What you are asked to do: In the abstract on formamidinium–cesium perovskite solar cells, what power conversion efficiency does an area of 25 mm² yield?
Text segment Start Marker
Controlling Nucleation and Crystal Growth Orientation via Intermediate Ion‐Complex Formation for Efficient α‐FA0.95Cs0.05PbI3 Perovskite Solar Cells

The formamidinium–cesium (FA–Cs) alloyed metal halide perovskites demonstrate superior photovoltaics device stability; however, alloying at lower Cs concentrations ( ≤ 5%) undergoes complex intermediate phase transitions that disrupt morphological and structural properties. Herein, an intermediate ion‐complex method in a bid is attempted to achieve a near‐optimal energy bandgap of 1.52 eV for α‐FAPbI 3 perovskite (alloyed with 5% Cs + cation). Upon incorporation of judicious amount of smaller and more volatile ions (such as Cl − /Br − and methylammonium [MA] + /Cs + ) into the host FAPbI 3 system, these ions are observed to persist in the “transitional‐phase” and “stimulate” the formation of α‐phase. Consequently, using X‐ray and photoluminescence quantum efficiency measurements, the formation of a (110)‐plane‐oriented high‐quality FA 0.95 Cs 0.05 PbI 3 perovskite thin film with significantly reduced nonradiative recombination is confirmed. An area of 25 mm 2 yields a power conversion efficiency (PCE) of 20.21% and a stabilized power output of 19.82%, leveraging open‐circuit voltage of 90.4% of that Shockley–Queisser limit. The devices sustain over 1000 h without any PCE degradation.
Text segment End Marker
Supplied information Start Marker
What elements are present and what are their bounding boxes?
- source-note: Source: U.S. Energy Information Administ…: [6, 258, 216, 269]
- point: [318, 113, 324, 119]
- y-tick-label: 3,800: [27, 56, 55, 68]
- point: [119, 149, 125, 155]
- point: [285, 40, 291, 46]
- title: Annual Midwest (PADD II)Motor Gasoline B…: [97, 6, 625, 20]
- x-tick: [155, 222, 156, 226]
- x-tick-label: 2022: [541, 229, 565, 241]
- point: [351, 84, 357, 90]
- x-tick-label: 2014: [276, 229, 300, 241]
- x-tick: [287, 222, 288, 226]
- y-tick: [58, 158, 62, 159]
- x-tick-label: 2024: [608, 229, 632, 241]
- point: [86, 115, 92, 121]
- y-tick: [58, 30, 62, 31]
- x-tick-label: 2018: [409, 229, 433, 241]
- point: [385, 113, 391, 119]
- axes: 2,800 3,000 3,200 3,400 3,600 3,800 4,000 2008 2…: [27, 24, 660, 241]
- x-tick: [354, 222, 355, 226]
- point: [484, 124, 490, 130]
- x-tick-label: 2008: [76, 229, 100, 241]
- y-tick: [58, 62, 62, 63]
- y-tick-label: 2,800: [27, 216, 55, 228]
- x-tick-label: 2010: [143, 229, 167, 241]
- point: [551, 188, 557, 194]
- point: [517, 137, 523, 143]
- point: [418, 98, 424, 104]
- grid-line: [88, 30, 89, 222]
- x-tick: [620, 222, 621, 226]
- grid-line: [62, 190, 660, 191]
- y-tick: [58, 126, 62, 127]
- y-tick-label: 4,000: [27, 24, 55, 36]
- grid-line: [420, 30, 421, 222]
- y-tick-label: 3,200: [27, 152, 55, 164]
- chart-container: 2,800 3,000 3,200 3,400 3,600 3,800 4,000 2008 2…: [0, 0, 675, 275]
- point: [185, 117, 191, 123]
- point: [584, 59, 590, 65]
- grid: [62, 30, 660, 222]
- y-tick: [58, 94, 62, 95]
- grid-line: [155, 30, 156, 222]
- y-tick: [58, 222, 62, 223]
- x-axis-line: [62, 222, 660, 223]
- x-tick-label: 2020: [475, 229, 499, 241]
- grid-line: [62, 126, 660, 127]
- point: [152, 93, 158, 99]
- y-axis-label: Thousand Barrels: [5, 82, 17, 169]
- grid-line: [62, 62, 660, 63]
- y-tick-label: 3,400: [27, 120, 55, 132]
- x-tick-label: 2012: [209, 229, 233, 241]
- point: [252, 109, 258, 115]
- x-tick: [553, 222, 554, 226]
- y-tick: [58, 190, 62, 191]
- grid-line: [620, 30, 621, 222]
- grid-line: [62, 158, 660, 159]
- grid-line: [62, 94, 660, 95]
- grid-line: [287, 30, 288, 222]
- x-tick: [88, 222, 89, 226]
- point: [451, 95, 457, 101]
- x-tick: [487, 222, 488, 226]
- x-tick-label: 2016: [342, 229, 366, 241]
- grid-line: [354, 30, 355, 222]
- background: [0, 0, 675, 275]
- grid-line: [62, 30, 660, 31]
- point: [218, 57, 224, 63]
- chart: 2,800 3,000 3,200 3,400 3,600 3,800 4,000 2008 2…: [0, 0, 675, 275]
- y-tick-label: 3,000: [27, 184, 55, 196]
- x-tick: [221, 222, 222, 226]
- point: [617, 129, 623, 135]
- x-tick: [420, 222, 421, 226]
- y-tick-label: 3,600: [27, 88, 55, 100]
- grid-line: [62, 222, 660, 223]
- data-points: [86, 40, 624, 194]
Supplied information End Marker
Task output: 20.21%